== STATED PROBLEM ==
Hunt for the word "SAVED" across the entries below, copying each line that holds it.

== PROVIDED DATA ==
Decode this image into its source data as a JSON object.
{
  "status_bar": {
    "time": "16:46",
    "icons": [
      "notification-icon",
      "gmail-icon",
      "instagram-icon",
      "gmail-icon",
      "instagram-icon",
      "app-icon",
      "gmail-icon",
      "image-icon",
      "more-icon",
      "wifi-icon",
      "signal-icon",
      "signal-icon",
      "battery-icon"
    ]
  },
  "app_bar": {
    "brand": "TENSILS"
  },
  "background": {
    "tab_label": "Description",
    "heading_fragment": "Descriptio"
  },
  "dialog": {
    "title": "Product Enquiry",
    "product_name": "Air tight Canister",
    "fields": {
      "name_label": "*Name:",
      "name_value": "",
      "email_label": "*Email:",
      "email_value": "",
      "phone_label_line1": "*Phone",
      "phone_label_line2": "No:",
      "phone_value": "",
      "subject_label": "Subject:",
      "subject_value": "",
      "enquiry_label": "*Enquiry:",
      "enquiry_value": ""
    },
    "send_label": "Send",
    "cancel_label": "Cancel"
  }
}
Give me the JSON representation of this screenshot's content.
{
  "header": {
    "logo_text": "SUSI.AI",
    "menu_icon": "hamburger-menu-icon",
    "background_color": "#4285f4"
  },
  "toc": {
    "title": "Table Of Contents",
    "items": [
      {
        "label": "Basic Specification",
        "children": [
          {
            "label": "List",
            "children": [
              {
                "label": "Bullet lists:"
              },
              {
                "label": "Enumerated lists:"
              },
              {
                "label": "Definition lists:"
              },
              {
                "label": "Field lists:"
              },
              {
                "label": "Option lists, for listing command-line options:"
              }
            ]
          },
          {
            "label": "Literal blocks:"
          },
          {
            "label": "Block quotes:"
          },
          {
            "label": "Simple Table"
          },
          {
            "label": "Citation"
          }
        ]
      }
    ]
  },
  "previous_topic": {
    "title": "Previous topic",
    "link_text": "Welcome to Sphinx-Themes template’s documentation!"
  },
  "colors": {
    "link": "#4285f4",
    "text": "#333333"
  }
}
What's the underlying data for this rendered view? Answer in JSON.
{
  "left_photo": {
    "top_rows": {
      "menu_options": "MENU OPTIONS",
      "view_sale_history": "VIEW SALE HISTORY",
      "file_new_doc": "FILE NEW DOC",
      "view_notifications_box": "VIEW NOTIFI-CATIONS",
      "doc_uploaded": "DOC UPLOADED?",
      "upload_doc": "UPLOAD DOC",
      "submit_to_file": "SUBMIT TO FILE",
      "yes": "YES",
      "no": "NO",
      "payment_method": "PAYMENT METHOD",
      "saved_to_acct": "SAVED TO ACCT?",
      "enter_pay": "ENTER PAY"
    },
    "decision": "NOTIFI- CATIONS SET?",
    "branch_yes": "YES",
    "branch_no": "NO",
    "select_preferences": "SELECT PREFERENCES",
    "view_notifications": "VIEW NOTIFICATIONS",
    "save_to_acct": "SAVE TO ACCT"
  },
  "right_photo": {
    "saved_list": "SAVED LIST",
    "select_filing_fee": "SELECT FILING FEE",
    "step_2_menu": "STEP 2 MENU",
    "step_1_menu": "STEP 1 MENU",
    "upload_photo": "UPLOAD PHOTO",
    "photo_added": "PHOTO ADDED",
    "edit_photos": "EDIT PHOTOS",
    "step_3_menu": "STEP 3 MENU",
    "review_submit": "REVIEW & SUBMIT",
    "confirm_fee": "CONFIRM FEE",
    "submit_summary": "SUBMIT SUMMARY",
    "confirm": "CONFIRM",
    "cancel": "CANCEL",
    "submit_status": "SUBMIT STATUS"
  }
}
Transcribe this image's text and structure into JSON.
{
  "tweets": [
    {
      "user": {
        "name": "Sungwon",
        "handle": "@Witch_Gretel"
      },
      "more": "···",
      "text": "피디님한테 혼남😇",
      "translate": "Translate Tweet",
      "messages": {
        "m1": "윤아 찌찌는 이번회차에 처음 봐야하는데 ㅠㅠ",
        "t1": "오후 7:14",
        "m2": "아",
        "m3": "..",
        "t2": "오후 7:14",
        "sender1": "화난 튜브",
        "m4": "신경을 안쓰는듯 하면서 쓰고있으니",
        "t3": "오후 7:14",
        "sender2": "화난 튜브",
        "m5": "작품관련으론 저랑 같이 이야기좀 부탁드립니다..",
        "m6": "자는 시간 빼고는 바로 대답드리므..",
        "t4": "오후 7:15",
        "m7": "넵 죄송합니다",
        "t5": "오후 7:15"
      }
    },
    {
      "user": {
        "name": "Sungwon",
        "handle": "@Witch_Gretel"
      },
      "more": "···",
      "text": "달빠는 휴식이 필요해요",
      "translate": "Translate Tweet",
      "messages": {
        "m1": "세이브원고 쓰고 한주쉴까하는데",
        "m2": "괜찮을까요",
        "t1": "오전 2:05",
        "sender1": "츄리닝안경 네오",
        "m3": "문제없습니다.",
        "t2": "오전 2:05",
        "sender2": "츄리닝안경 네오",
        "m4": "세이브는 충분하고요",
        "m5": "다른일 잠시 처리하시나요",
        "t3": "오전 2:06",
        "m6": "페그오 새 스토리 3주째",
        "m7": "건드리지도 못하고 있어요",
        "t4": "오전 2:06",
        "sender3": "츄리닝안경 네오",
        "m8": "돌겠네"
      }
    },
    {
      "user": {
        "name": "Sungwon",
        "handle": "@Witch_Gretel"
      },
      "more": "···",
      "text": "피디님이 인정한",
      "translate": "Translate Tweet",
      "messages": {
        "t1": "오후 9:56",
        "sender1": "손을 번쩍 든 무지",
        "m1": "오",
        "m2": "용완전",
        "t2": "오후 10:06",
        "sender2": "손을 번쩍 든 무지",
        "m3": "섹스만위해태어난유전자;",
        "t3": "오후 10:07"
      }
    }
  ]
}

== TASK RESPONSE ==
      "saved_to_acct": "SAVED TO ACCT?",
    "saved_list": "SAVED LIST",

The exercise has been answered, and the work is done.